- What to produce -
All the data should come back exactly as it was given.

- Data for this task -
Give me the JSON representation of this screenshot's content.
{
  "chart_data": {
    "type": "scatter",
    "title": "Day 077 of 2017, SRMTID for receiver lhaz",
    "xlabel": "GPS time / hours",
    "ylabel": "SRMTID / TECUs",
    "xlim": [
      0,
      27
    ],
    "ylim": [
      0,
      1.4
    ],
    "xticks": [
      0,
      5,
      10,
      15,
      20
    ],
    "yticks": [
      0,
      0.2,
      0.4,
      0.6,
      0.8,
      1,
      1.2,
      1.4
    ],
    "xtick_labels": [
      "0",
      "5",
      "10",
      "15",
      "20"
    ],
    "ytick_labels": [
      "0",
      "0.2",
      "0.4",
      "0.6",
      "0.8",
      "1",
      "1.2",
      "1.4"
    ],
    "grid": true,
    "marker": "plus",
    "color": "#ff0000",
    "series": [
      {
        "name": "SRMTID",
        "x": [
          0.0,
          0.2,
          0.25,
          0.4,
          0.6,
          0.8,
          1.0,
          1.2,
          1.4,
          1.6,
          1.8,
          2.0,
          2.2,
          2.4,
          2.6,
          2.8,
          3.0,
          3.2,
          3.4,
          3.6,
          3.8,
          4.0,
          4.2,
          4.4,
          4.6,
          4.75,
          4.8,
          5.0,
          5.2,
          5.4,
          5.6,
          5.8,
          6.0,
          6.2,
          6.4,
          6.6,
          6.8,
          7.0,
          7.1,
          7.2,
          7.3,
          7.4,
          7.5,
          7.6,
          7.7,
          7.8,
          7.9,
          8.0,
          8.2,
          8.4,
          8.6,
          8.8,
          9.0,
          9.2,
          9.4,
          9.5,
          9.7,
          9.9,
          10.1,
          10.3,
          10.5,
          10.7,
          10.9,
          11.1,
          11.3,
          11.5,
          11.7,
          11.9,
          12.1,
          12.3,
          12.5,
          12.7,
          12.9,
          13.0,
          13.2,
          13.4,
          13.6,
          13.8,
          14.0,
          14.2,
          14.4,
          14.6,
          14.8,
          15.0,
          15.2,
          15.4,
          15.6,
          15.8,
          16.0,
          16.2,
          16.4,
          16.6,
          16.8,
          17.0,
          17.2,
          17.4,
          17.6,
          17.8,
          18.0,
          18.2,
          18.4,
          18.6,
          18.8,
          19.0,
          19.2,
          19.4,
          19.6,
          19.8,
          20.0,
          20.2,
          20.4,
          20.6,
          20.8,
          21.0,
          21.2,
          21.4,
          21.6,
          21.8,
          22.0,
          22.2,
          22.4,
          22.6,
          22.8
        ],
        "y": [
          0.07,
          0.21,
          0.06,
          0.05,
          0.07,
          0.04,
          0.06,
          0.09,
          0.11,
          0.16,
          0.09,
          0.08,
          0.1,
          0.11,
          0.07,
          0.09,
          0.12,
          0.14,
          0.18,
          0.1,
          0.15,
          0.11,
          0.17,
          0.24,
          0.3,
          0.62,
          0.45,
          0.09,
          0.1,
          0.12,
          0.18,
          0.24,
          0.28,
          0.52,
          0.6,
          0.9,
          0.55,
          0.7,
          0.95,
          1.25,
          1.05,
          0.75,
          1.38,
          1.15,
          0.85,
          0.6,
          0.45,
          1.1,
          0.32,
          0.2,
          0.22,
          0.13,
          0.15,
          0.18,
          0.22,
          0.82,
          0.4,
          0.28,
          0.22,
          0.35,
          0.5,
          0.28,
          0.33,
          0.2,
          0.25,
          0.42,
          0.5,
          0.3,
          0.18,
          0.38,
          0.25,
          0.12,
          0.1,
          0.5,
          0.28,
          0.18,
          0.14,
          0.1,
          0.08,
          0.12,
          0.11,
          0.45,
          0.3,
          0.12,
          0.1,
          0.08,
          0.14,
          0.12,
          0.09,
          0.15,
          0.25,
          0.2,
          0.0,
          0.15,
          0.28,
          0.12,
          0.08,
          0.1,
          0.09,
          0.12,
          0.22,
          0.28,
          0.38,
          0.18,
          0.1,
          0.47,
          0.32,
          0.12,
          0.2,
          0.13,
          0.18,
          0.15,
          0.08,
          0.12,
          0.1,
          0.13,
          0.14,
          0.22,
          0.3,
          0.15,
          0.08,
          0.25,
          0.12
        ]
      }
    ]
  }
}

- Right answer -
Give me the JSON representation of this screenshot's content.
{
  "chart_data": {
    "type": "scatter",
    "title": "Day 077 of 2017, SRMTID for receiver lhaz",
    "xlabel": "GPS time / hours",
    "ylabel": "SRMTID / TECUs",
    "xlim": [
      0,
      27
    ],
    "ylim": [
      0,
      1.4
    ],
    "xticks": [
      0,
      5,
      10,
      15,
      20
    ],
    "yticks": [
      0,
      0.2,
      0.4,
      0.6,
      0.8,
      1,
      1.2,
      1.4
    ],
    "xtick_labels": [
      "0",
      "5",
      "10",
      "15",
      "20"
    ],
    "ytick_labels": [
      "0",
      "0.2",
      "0.4",
      "0.6",
      "0.8",
      "1",
      "1.2",
      "1.4"
    ],
    "grid": true,
    "marker": "plus",
    "color": "#ff0000",
    "series": [
      {
        "name": "SRMTID",
        "x": [
          0.0,
          0.2,
          0.25,
          0.4,
          0.6,
          0.8,
          1.0,
          1.2,
          1.4,
          1.6,
          1.8,
          2.0,
          2.2,
          2.4,
          2.6,
          2.8,
          3.0,
          3.2,
          3.4,
          3.6,
          3.8,
          4.0,
          4.2,
          4.4,
          4.6,
          4.75,
          4.8,
          5.0,
          5.2,
          5.4,
          5.6,
          5.8,
          6.0,
          6.2,
          6.4,
          6.6,
          6.8,
          7.0,
          7.1,
          7.2,
          7.3,
          7.4,
          7.5,
          7.6,
          7.7,
          7.8,
          7.9,
          8.0,
          8.2,
          8.4,
          8.6,
          8.8,
          9.0,
          9.2,
          9.4,
          9.5,
          9.7,
          9.9,
          10.1,
          10.3,
          10.5,
          10.7,
          10.9,
          11.1,
          11.3,
          11.5,
          11.7,
          11.9,
          12.1,
          12.3,
          12.5,
          12.7,
          12.9,
          13.0,
          13.2,
          13.4,
          13.6,
          13.8,
          14.0,
          14.2,
          14.4,
          14.6,
          14.8,
          15.0,
          15.2,
          15.4,
          15.6,
          15.8,
          16.0,
          16.2,
          16.4,
          16.6,
          16.8,
          17.0,
          17.2,
          17.4,
          17.6,
          17.8,
          18.0,
          18.2,
          18.4,
          18.6,
          18.8,
          19.0,
          19.2,
          19.4,
          19.6,
          19.8,
          20.0,
          20.2,
          20.4,
          20.6,
          20.8,
          21.0,
          21.2,
          21.4,
          21.6,
          21.8,
          22.0,
          22.2,
          22.4,
          22.6,
          22.8
        ],
        "y": [
          0.07,
          0.21,
          0.06,
          0.05,
          0.07,
          0.04,
          0.06,
          0.09,
          0.11,
          0.16,
          0.09,
          0.08,
          0.1,
          0.11,
          0.07,
          0.09,
          0.12,
          0.14,
          0.18,
          0.1,
          0.15,
          0.11,
          0.17,
          0.24,
          0.3,
          0.62,
          0.45,
          0.09,
          0.1,
          0.12,
          0.18,
          0.24,
          0.28,
          0.52,
          0.6,
          0.9,
          0.55,
          0.7,
          0.95,
          1.25,
          1.05,
          0.75,
          1.38,
          1.15,
          0.85,
          0.6,
          0.45,
          1.1,
          0.32,
          0.2,
          0.22,
          0.13,
          0.15,
          0.18,
          0.22,
          0.82,
          0.4,
          0.28,
          0.22,
          0.35,
          0.5,
          0.28,
          0.33,
          0.2,
          0.25,
          0.42,
          0.5,
          0.3,
          0.18,
          0.38,
          0.25,
          0.12,
          0.1,
          0.5,
          0.28,
          0.18,
          0.14,
          0.1,
          0.08,
          0.12,
          0.11,
          0.45,
          0.3,
          0.12,
          0.1,
          0.08,
          0.14,
          0.12,
          0.09,
          0.15,
          0.25,
          0.2,
          0.0,
          0.15,
          0.28,
          0.12,
          0.08,
          0.1,
          0.09,
          0.12,
          0.22,
          0.28,
          0.38,
          0.18,
          0.1,
          0.47,
          0.32,
          0.12,
          0.2,
          0.13,
          0.18,
          0.15,
          0.08,
          0.12,
          0.1,
          0.13,
          0.14,
          0.22,
          0.3,
          0.15,
          0.08,
          0.25,
          0.12
        ]
      }
    ]
  }
}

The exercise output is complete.